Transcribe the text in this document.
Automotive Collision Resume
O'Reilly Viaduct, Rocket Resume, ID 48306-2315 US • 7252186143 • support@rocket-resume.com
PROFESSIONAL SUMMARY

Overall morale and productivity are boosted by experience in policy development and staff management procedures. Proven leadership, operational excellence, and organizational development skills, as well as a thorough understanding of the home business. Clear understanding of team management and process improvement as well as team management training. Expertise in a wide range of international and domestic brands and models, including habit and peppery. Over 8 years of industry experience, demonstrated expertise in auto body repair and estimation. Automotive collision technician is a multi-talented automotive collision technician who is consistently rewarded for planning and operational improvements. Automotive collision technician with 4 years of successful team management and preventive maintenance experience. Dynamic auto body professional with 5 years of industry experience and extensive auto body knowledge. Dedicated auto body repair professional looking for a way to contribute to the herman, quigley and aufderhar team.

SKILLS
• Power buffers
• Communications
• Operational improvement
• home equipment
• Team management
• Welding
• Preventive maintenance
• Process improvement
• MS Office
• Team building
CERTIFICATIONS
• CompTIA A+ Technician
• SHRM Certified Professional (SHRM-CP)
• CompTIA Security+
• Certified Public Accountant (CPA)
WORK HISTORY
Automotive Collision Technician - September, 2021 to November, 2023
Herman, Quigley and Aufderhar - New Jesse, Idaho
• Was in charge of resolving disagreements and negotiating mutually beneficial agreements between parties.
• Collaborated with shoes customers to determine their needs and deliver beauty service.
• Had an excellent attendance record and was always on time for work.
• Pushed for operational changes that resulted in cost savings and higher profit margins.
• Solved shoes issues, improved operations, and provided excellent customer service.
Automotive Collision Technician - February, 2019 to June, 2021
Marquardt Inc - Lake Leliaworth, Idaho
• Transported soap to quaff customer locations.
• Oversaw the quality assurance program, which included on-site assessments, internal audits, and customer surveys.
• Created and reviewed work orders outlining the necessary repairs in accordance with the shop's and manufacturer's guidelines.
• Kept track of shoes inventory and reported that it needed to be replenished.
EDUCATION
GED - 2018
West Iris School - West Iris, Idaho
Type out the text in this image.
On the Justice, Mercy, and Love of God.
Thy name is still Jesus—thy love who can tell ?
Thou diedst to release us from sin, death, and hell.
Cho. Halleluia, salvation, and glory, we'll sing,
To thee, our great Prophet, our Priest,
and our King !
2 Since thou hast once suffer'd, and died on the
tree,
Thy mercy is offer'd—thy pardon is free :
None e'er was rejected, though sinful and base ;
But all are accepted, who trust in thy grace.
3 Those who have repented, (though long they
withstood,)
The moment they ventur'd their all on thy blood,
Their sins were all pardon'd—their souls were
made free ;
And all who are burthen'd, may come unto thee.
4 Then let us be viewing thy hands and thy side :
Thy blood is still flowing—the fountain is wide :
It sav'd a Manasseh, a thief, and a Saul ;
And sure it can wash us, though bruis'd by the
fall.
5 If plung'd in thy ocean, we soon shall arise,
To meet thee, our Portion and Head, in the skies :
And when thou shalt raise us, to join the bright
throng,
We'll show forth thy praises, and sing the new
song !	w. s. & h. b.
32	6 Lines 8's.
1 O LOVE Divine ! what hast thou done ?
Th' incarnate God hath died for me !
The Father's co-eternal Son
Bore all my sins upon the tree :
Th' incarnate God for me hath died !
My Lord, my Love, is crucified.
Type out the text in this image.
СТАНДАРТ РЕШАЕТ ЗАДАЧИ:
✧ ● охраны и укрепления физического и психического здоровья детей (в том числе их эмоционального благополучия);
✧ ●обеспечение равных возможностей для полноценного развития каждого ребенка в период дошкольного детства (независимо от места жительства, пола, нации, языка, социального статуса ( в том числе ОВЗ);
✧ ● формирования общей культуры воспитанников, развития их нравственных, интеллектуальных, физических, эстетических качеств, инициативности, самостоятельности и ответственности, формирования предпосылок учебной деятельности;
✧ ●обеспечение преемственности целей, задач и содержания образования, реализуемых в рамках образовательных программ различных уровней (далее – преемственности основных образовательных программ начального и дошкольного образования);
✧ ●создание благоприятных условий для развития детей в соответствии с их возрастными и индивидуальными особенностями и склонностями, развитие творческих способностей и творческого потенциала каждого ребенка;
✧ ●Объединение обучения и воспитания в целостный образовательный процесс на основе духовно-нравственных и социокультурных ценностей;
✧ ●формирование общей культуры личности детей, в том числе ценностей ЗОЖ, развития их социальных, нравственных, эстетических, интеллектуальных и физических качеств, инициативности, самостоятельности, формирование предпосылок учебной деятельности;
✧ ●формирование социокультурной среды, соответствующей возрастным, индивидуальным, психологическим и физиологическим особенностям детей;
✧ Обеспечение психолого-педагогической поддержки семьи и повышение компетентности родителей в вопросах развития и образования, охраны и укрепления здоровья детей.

● Instructions for the task
From the listing above, copy every line that holds the string "free".

● Exercise output
Thy mercy is offer'd—thy pardon is free :
made free ;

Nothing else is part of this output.